* _Your goal_
Count how many lines of the data include "heading". The answer is that number and nothing else.

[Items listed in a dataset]

■ ■ ■

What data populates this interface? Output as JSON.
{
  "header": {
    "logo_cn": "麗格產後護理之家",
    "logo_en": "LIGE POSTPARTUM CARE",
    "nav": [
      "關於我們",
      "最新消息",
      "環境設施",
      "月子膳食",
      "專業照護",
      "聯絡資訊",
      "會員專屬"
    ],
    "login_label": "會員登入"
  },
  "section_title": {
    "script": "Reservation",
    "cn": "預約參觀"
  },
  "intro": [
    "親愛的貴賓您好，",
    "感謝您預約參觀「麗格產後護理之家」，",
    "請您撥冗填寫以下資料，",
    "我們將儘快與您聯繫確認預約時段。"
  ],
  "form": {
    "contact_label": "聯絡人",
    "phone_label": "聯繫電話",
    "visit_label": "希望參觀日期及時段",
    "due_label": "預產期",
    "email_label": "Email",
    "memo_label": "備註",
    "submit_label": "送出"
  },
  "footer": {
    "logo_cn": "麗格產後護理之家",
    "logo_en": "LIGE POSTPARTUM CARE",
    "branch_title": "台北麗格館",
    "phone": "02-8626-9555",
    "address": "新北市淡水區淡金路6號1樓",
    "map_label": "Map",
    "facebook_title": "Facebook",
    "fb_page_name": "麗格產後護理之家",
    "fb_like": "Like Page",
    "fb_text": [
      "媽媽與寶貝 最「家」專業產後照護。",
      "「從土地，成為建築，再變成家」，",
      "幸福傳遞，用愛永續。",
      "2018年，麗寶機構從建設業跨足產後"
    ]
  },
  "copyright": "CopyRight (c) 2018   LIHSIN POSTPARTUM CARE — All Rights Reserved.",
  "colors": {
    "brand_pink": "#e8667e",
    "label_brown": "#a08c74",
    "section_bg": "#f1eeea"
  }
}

■ ■ ■

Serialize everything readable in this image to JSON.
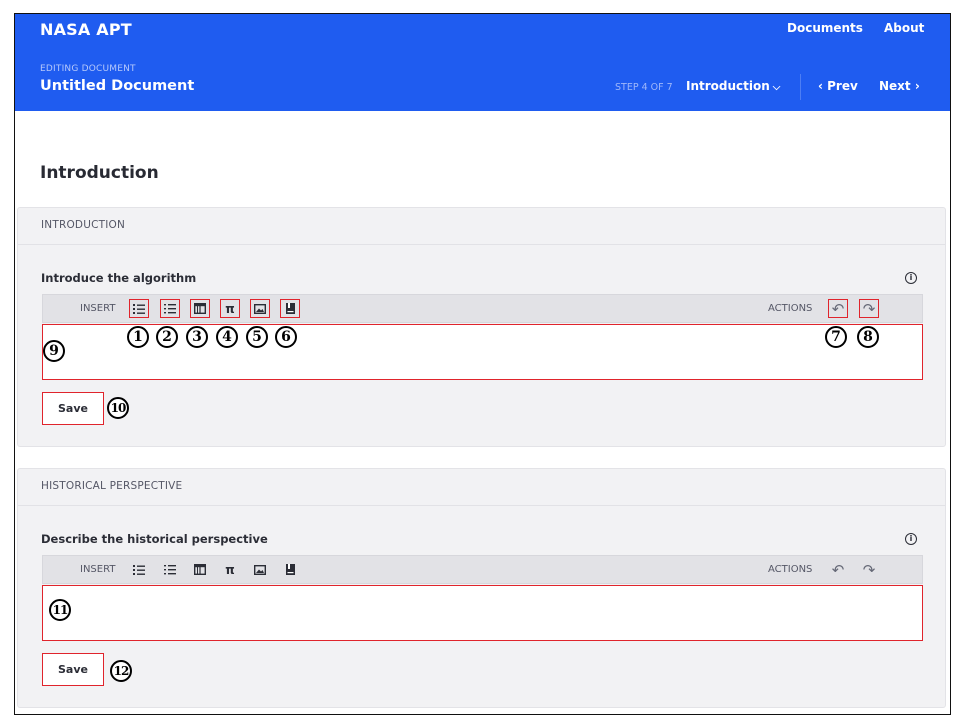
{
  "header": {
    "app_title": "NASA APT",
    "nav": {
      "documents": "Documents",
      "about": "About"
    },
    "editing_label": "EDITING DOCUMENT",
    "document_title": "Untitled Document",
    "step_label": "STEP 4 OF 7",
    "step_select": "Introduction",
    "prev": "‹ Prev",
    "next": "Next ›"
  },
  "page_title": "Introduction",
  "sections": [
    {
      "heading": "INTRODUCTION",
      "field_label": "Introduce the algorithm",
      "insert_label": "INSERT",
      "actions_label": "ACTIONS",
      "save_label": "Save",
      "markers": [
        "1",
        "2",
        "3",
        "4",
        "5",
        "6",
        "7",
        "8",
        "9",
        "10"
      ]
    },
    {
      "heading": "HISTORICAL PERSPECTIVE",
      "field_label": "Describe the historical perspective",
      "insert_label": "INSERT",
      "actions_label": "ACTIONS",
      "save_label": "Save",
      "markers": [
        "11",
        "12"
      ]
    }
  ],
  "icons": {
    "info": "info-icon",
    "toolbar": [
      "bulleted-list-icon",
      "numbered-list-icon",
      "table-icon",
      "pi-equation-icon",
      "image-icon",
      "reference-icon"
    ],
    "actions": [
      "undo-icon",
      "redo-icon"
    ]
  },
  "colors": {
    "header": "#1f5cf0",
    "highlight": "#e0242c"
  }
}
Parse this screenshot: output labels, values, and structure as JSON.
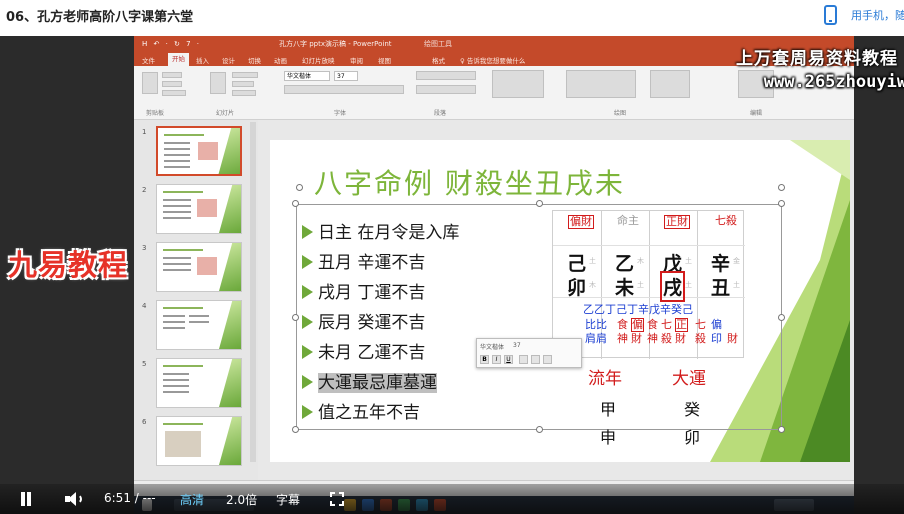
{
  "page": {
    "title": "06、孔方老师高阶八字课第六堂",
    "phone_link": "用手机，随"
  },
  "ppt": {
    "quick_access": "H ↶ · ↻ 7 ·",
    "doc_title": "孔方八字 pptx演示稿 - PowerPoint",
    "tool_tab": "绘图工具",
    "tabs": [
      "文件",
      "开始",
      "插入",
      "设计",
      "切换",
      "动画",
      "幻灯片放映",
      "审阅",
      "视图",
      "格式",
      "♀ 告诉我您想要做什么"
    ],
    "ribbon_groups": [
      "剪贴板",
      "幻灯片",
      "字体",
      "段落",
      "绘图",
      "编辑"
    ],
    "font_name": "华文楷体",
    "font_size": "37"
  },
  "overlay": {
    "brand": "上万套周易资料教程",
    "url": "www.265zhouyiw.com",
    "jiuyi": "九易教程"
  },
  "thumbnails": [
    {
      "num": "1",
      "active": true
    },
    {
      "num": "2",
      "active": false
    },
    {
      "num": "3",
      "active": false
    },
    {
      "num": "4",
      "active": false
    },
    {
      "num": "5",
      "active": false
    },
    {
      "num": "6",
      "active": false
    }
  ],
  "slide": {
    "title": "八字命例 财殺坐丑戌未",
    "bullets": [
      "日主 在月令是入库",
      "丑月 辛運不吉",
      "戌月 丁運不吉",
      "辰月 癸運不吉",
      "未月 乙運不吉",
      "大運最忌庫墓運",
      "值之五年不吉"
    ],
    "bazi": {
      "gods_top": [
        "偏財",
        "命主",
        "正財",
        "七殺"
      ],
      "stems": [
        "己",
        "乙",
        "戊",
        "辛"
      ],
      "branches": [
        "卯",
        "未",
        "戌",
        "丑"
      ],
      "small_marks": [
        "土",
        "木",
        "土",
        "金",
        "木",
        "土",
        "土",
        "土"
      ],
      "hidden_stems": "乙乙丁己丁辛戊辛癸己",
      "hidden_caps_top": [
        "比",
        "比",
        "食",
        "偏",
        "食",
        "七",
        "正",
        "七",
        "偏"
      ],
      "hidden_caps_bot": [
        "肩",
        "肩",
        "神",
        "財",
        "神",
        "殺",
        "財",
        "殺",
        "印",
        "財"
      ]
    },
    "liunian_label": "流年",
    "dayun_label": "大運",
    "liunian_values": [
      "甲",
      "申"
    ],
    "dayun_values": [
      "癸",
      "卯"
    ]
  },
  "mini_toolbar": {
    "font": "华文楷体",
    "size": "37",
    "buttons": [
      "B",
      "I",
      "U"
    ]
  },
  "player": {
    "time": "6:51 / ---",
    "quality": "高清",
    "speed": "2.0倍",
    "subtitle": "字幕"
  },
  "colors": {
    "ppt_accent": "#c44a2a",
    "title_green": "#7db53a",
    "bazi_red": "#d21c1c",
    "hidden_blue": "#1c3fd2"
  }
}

■ ■ ■

* _Task solution_
2